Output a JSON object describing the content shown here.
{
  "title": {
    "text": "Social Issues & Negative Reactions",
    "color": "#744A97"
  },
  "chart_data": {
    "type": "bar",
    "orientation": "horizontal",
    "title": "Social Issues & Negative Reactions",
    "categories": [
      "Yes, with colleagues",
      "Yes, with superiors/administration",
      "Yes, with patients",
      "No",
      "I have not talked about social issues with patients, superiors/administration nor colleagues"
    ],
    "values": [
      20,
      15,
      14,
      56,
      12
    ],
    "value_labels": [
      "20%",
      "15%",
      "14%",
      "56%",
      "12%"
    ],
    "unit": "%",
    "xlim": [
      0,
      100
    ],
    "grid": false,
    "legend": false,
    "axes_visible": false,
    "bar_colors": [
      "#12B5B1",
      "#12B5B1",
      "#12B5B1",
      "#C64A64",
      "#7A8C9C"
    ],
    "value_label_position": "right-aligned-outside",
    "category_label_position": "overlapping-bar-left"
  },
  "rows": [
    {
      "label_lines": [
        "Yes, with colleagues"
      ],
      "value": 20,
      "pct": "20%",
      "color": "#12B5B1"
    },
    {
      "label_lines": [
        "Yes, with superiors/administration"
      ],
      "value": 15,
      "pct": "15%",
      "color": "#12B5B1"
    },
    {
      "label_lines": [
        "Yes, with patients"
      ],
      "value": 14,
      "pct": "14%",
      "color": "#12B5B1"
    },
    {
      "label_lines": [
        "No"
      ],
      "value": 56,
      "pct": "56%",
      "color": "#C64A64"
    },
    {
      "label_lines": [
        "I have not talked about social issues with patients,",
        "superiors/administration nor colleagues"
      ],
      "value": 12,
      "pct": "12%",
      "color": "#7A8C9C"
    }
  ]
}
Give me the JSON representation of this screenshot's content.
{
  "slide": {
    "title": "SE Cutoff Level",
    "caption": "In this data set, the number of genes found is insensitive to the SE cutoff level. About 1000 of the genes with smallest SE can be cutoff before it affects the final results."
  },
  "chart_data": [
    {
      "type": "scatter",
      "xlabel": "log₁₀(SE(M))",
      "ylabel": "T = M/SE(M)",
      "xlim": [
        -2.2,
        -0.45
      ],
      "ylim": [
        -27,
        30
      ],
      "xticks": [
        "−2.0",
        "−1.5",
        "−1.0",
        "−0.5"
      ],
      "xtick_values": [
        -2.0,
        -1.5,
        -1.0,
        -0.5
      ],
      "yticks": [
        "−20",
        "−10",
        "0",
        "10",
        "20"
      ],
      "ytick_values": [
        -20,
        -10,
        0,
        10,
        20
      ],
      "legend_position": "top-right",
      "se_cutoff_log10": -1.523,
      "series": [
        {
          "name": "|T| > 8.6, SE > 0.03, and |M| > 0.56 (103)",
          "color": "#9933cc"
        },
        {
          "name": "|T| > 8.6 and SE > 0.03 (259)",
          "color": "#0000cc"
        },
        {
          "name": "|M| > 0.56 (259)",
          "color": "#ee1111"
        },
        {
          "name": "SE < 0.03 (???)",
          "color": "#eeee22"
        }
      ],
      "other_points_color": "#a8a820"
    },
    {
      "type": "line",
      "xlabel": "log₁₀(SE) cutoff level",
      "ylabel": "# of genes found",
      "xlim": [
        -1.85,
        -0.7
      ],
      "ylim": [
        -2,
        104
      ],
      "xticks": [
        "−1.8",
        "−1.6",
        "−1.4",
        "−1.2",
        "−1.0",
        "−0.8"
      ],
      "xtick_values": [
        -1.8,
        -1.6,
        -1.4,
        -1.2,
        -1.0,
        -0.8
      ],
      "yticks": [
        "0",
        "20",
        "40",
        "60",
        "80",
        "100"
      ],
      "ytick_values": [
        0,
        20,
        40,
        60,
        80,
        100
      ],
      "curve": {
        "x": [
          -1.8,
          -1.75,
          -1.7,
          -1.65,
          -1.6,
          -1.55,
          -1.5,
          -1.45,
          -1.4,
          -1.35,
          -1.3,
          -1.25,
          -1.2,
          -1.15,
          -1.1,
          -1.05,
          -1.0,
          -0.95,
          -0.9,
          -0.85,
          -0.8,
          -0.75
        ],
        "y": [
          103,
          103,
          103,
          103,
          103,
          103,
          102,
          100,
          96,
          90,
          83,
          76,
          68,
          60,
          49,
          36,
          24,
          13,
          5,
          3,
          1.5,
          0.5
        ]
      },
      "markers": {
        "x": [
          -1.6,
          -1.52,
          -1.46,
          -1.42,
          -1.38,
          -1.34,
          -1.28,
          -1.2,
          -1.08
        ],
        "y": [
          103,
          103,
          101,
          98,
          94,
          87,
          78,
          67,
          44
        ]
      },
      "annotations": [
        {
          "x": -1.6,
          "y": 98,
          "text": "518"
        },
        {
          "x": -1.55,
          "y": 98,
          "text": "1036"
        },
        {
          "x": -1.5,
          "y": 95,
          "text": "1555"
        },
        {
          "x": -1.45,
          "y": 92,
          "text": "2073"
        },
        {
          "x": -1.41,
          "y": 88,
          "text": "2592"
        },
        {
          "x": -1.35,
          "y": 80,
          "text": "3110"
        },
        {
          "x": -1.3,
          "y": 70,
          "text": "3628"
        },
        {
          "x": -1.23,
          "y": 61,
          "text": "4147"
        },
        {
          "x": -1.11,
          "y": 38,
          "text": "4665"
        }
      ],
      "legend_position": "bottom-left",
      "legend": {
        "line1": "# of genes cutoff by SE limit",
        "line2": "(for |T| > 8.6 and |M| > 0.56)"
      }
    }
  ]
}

────────────────────

■ **THE PROBLEM**
Every entry is to be returned exactly, with nothing dropped.

■ **ANSWER TO THIS PROBLEM**
Output a JSON object describing the content shown here.
{
  "title": {
    "text": "Social Issues & Negative Reactions",
    "color": "#744A97"
  },
  "chart_data": {
    "type": "bar",
    "orientation": "horizontal",
    "title": "Social Issues & Negative Reactions",
    "categories": [
      "Yes, with colleagues",
      "Yes, with superiors/administration",
      "Yes, with patients",
      "No",
      "I have not talked about social issues with patients, superiors/administration nor colleagues"
    ],
    "values": [
      20,
      15,
      14,
      56,
      12
    ],
    "value_labels": [
      "20%",
      "15%",
      "14%",
      "56%",
      "12%"
    ],
    "unit": "%",
    "xlim": [
      0,
      100
    ],
    "grid": false,
    "legend": false,
    "axes_visible": false,
    "bar_colors": [
      "#12B5B1",
      "#12B5B1",
      "#12B5B1",
      "#C64A64",
      "#7A8C9C"
    ],
    "value_label_position": "right-aligned-outside",
    "category_label_position": "overlapping-bar-left"
  },
  "rows": [
    {
      "label_lines": [
        "Yes, with colleagues"
      ],
      "value": 20,
      "pct": "20%",
      "color": "#12B5B1"
    },
    {
      "label_lines": [
        "Yes, with superiors/administration"
      ],
      "value": 15,
      "pct": "15%",
      "color": "#12B5B1"
    },
    {
      "label_lines": [
        "Yes, with patients"
      ],
      "value": 14,
      "pct": "14%",
      "color": "#12B5B1"
    },
    {
      "label_lines": [
        "No"
      ],
      "value": 56,
      "pct": "56%",
      "color": "#C64A64"
    },
    {
      "label_lines": [
        "I have not talked about social issues with patients,",
        "superiors/administration nor colleagues"
      ],
      "value": 12,
      "pct": "12%",
      "color": "#7A8C9C"
    }
  ]
}
Give me the JSON representation of this screenshot's content.
{
  "slide": {
    "title": "SE Cutoff Level",
    "caption": "In this data set, the number of genes found is insensitive to the SE cutoff level. About 1000 of the genes with smallest SE can be cutoff before it affects the final results."
  },
  "chart_data": [
    {
      "type": "scatter",
      "xlabel": "log₁₀(SE(M))",
      "ylabel": "T = M/SE(M)",
      "xlim": [
        -2.2,
        -0.45
      ],
      "ylim": [
        -27,
        30
      ],
      "xticks": [
        "−2.0",
        "−1.5",
        "−1.0",
        "−0.5"
      ],
      "xtick_values": [
        -2.0,
        -1.5,
        -1.0,
        -0.5
      ],
      "yticks": [
        "−20",
        "−10",
        "0",
        "10",
        "20"
      ],
      "ytick_values": [
        -20,
        -10,
        0,
        10,
        20
      ],
      "legend_position": "top-right",
      "se_cutoff_log10": -1.523,
      "series": [
        {
          "name": "|T| > 8.6, SE > 0.03, and |M| > 0.56 (103)",
          "color": "#9933cc"
        },
        {
          "name": "|T| > 8.6 and SE > 0.03 (259)",
          "color": "#0000cc"
        },
        {
          "name": "|M| > 0.56 (259)",
          "color": "#ee1111"
        },
        {
          "name": "SE < 0.03 (???)",
          "color": "#eeee22"
        }
      ],
      "other_points_color": "#a8a820"
    },
    {
      "type": "line",
      "xlabel": "log₁₀(SE) cutoff level",
      "ylabel": "# of genes found",
      "xlim": [
        -1.85,
        -0.7
      ],
      "ylim": [
        -2,
        104
      ],
      "xticks": [
        "−1.8",
        "−1.6",
        "−1.4",
        "−1.2",
        "−1.0",
        "−0.8"
      ],
      "xtick_values": [
        -1.8,
        -1.6,
        -1.4,
        -1.2,
        -1.0,
        -0.8
      ],
      "yticks": [
        "0",
        "20",
        "40",
        "60",
        "80",
        "100"
      ],
      "ytick_values": [
        0,
        20,
        40,
        60,
        80,
        100
      ],
      "curve": {
        "x": [
          -1.8,
          -1.75,
          -1.7,
          -1.65,
          -1.6,
          -1.55,
          -1.5,
          -1.45,
          -1.4,
          -1.35,
          -1.3,
          -1.25,
          -1.2,
          -1.15,
          -1.1,
          -1.05,
          -1.0,
          -0.95,
          -0.9,
          -0.85,
          -0.8,
          -0.75
        ],
        "y": [
          103,
          103,
          103,
          103,
          103,
          103,
          102,
          100,
          96,
          90,
          83,
          76,
          68,
          60,
          49,
          36,
          24,
          13,
          5,
          3,
          1.5,
          0.5
        ]
      },
      "markers": {
        "x": [
          -1.6,
          -1.52,
          -1.46,
          -1.42,
          -1.38,
          -1.34,
          -1.28,
          -1.2,
          -1.08
        ],
        "y": [
          103,
          103,
          101,
          98,
          94,
          87,
          78,
          67,
          44
        ]
      },
      "annotations": [
        {
          "x": -1.6,
          "y": 98,
          "text": "518"
        },
        {
          "x": -1.55,
          "y": 98,
          "text": "1036"
        },
        {
          "x": -1.5,
          "y": 95,
          "text": "1555"
        },
        {
          "x": -1.45,
          "y": 92,
          "text": "2073"
        },
        {
          "x": -1.41,
          "y": 88,
          "text": "2592"
        },
        {
          "x": -1.35,
          "y": 80,
          "text": "3110"
        },
        {
          "x": -1.3,
          "y": 70,
          "text": "3628"
        },
        {
          "x": -1.23,
          "y": 61,
          "text": "4147"
        },
        {
          "x": -1.11,
          "y": 38,
          "text": "4665"
        }
      ],
      "legend_position": "bottom-left",
      "legend": {
        "line1": "# of genes cutoff by SE limit",
        "line2": "(for |T| > 8.6 and |M| > 0.56)"
      }
    }
  ]
}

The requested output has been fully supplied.